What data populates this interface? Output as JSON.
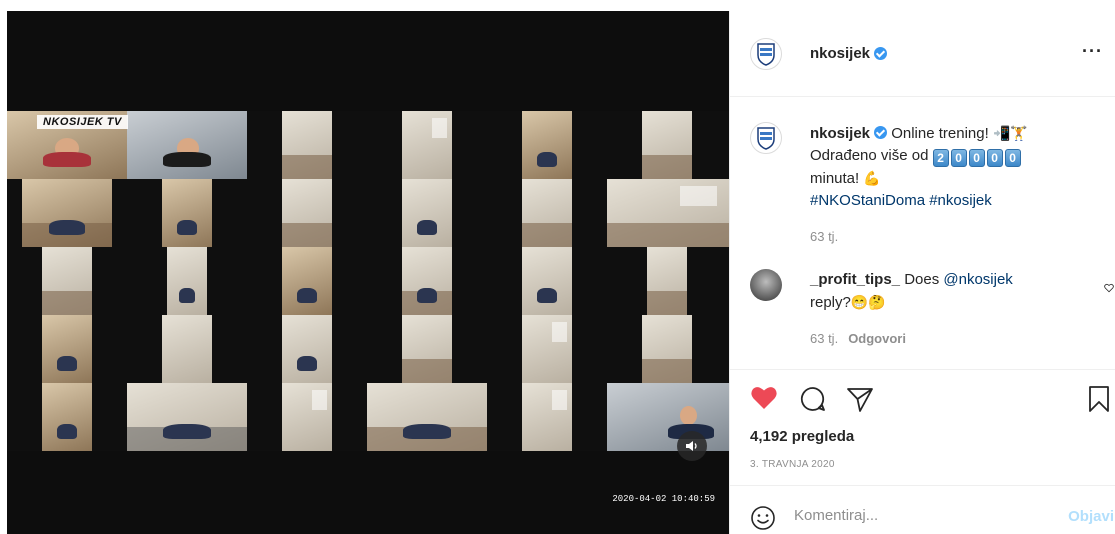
{
  "video": {
    "overlay_logo": "NKOSIJEK TV",
    "timestamp": "2020-04-02 10:40:59",
    "sound_icon": "speaker-icon"
  },
  "header": {
    "username": "nkosijek",
    "verified": true,
    "more_icon": "more-horizontal-icon"
  },
  "caption": {
    "username": "nkosijek",
    "text_1": "Online trening!",
    "text_2": "Odrađeno više od",
    "counter": [
      "2",
      "0",
      "0",
      "0",
      "0"
    ],
    "text_3": "minuta!",
    "hashtags": "#NKOStaniDoma #nkosijek",
    "time": "63 tj."
  },
  "comments": [
    {
      "username": "_profit_tips_",
      "text_1": "Does",
      "mention": "@nkosijek",
      "text_2": "reply?",
      "time": "63 tj.",
      "reply_label": "Odgovori"
    }
  ],
  "stats": {
    "views": "4,192 pregleda",
    "date": "3. TRAVNJA 2020"
  },
  "comment_input": {
    "placeholder": "Komentiraj...",
    "post_label": "Objavi"
  },
  "colors": {
    "like_active": "#ed4956",
    "verified": "#3897f0",
    "hashtag": "#00376b",
    "post_disabled": "#b2dffc"
  }
}
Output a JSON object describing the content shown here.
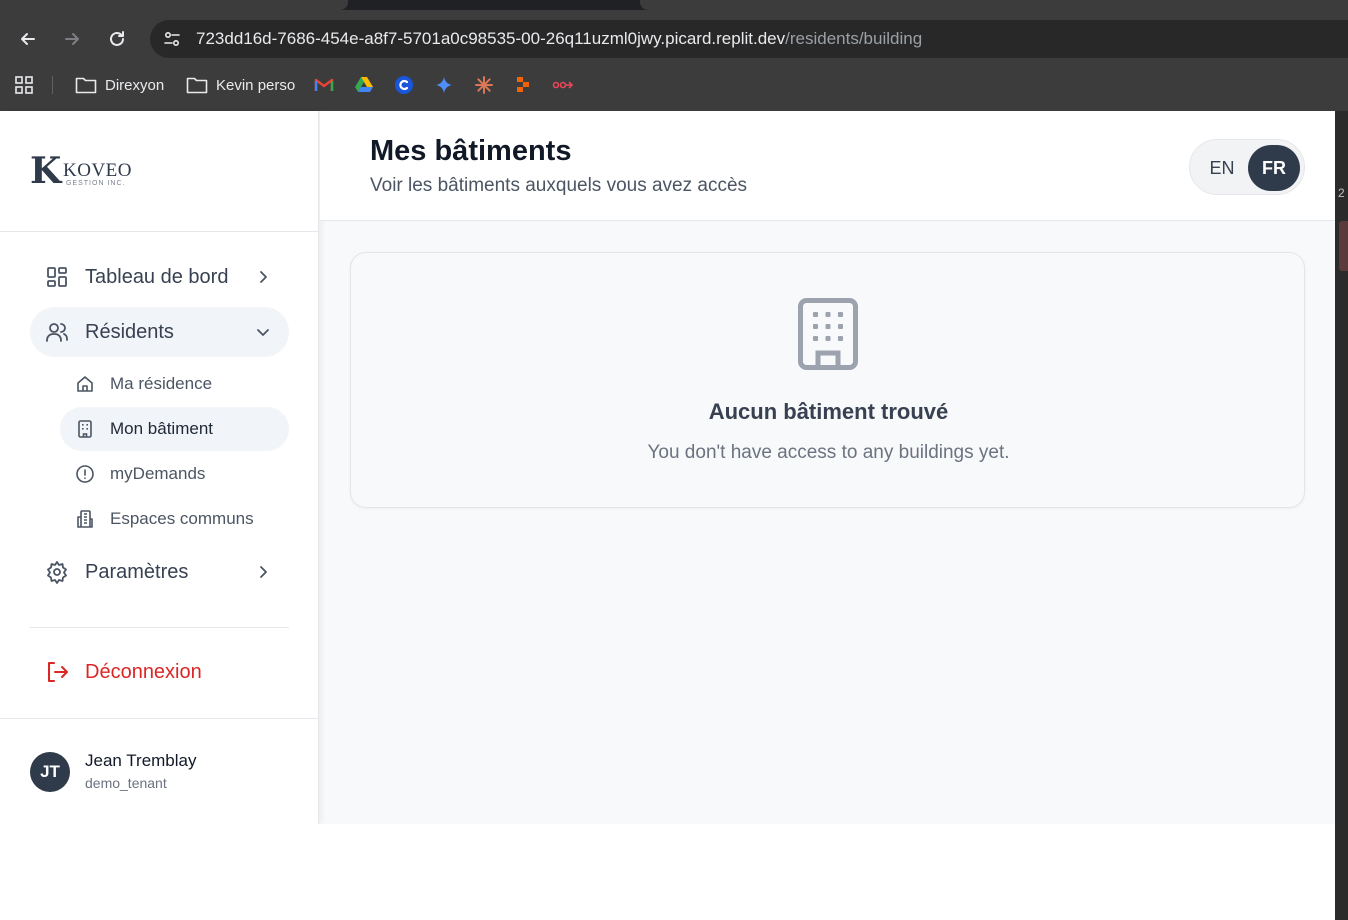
{
  "browser": {
    "url_host": "723dd16d-7686-454e-a8f7-5701a0c98535-00-26q11uzml0jwy.picard.replit.dev",
    "url_path": "/residents/building",
    "bookmarks": [
      {
        "label": "Direxyon",
        "icon": "folder-icon"
      },
      {
        "label": "Kevin perso",
        "icon": "folder-icon"
      }
    ],
    "edge_num": "2"
  },
  "logo": {
    "letter": "K",
    "name": "KOVEO",
    "sub": "GESTION INC."
  },
  "nav": {
    "dashboard": "Tableau de bord",
    "residents": "Résidents",
    "my_residence": "Ma résidence",
    "my_building": "Mon bâtiment",
    "my_demands": "myDemands",
    "common_spaces": "Espaces communs",
    "settings": "Paramètres",
    "logout": "Déconnexion"
  },
  "user": {
    "initials": "JT",
    "name": "Jean Tremblay",
    "role": "demo_tenant"
  },
  "header": {
    "title": "Mes bâtiments",
    "subtitle": "Voir les bâtiments auxquels vous avez accès",
    "lang_en": "EN",
    "lang_fr": "FR",
    "active_lang": "FR"
  },
  "empty_state": {
    "title": "Aucun bâtiment trouvé",
    "description": "You don't have access to any buildings yet.",
    "icon": "building-icon"
  },
  "colors": {
    "accent": "#2f3a4a",
    "danger": "#dc2626"
  }
}
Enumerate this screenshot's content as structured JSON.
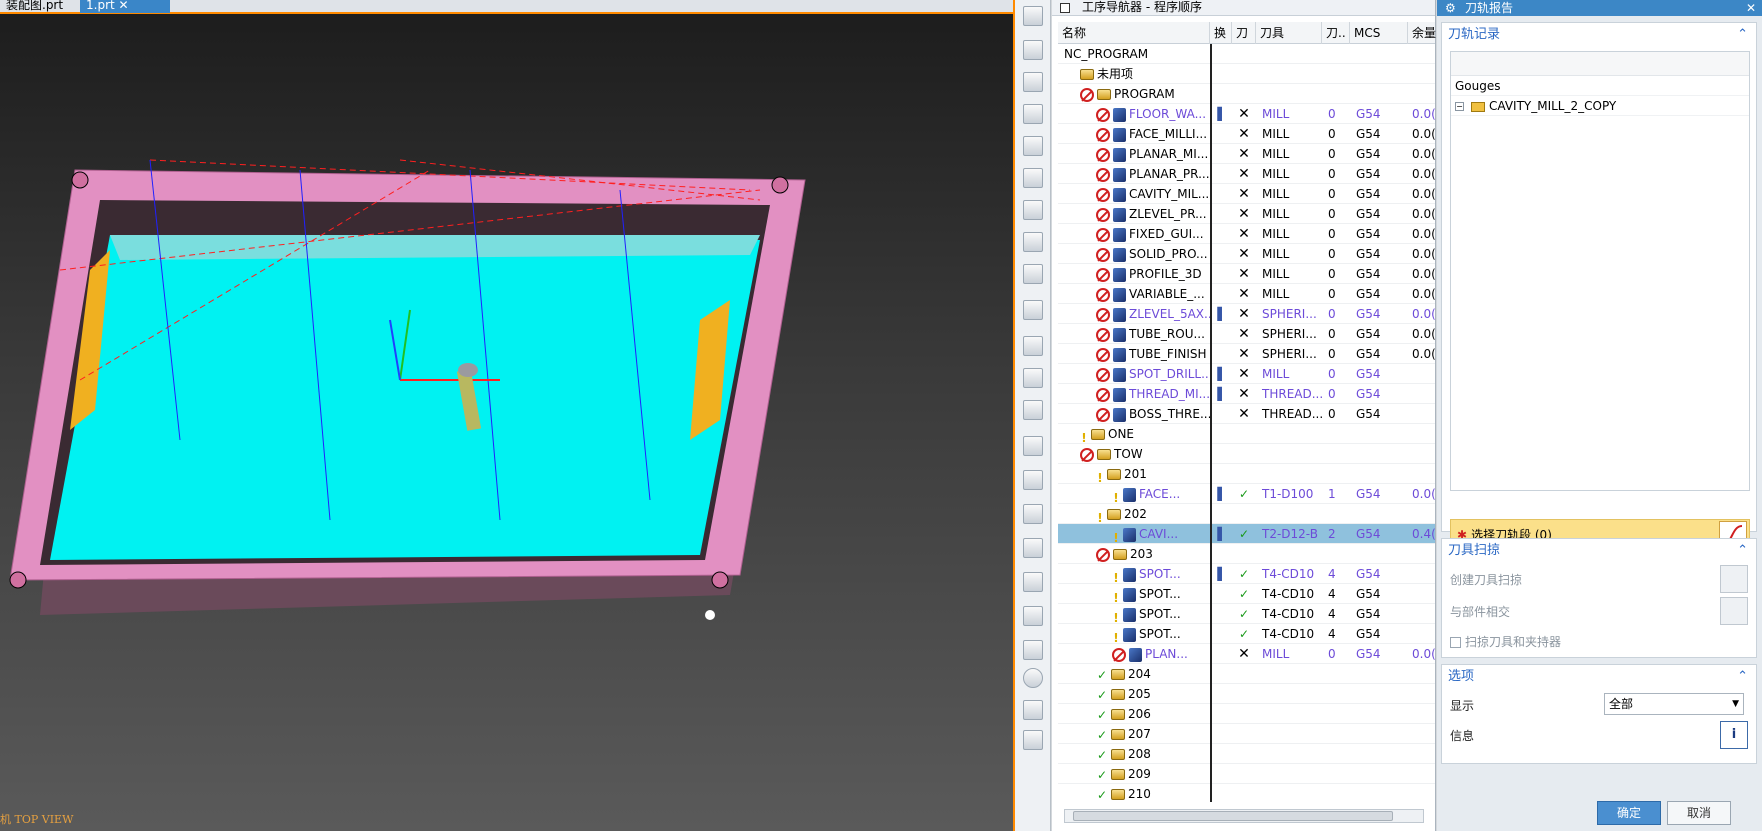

● DIRECTION: Print the complete listing exactly, apart from any pictures.

● RESPONSE:
What data populates this interface? Output as JSON.
{
  "video": {
    "overlay_logo": "NKOSIJEK TV",
    "timestamp": "2020-04-02 10:40:59",
    "sound_icon": "speaker-icon"
  },
  "header": {
    "username": "nkosijek",
    "verified": true,
    "more_icon": "more-horizontal-icon"
  },
  "caption": {
    "username": "nkosijek",
    "text_1": "Online trening!",
    "text_2": "Odrađeno više od",
    "counter": [
      "2",
      "0",
      "0",
      "0",
      "0"
    ],
    "text_3": "minuta!",
    "hashtags": "#NKOStaniDoma #nkosijek",
    "time": "63 tj."
  },
  "comments": [
    {
      "username": "_profit_tips_",
      "text_1": "Does",
      "mention": "@nkosijek",
      "text_2": "reply?",
      "time": "63 tj.",
      "reply_label": "Odgovori"
    }
  ],
  "stats": {
    "views": "4,192 pregleda",
    "date": "3. TRAVNJA 2020"
  },
  "comment_input": {
    "placeholder": "Komentiraj...",
    "post_label": "Objavi"
  },
  "colors": {
    "like_active": "#ed4956",
    "verified": "#3897f0",
    "hashtag": "#00376b",
    "post_disabled": "#b2dffc"
  }
}
Output a JSON object describing the content shown here.
{
  "browser": {
    "url_host": "723dd16d-7686-454e-a8f7-5701a0c98535-00-26q11uzml0jwy.picard.replit.dev",
    "url_path": "/residents/building",
    "bookmarks": [
      {
        "label": "Direxyon",
        "icon": "folder-icon"
      },
      {
        "label": "Kevin perso",
        "icon": "folder-icon"
      }
    ],
    "edge_num": "2"
  },
  "logo": {
    "letter": "K",
    "name": "KOVEO",
    "sub": "GESTION INC."
  },
  "nav": {
    "dashboard": "Tableau de bord",
    "residents": "Résidents",
    "my_residence": "Ma résidence",
    "my_building": "Mon bâtiment",
    "my_demands": "myDemands",
    "common_spaces": "Espaces communs",
    "settings": "Paramètres",
    "logout": "Déconnexion"
  },
  "user": {
    "initials": "JT",
    "name": "Jean Tremblay",
    "role": "demo_tenant"
  },
  "header": {
    "title": "Mes bâtiments",
    "subtitle": "Voir les bâtiments auxquels vous avez accès",
    "lang_en": "EN",
    "lang_fr": "FR",
    "active_lang": "FR"
  },
  "empty_state": {
    "title": "Aucun bâtiment trouvé",
    "description": "You don't have access to any buildings yet.",
    "icon": "building-icon"
  },
  "colors": {
    "accent": "#2f3a4a",
    "danger": "#dc2626"
  }
}
Enumerate this screenshot's content as structured JSON.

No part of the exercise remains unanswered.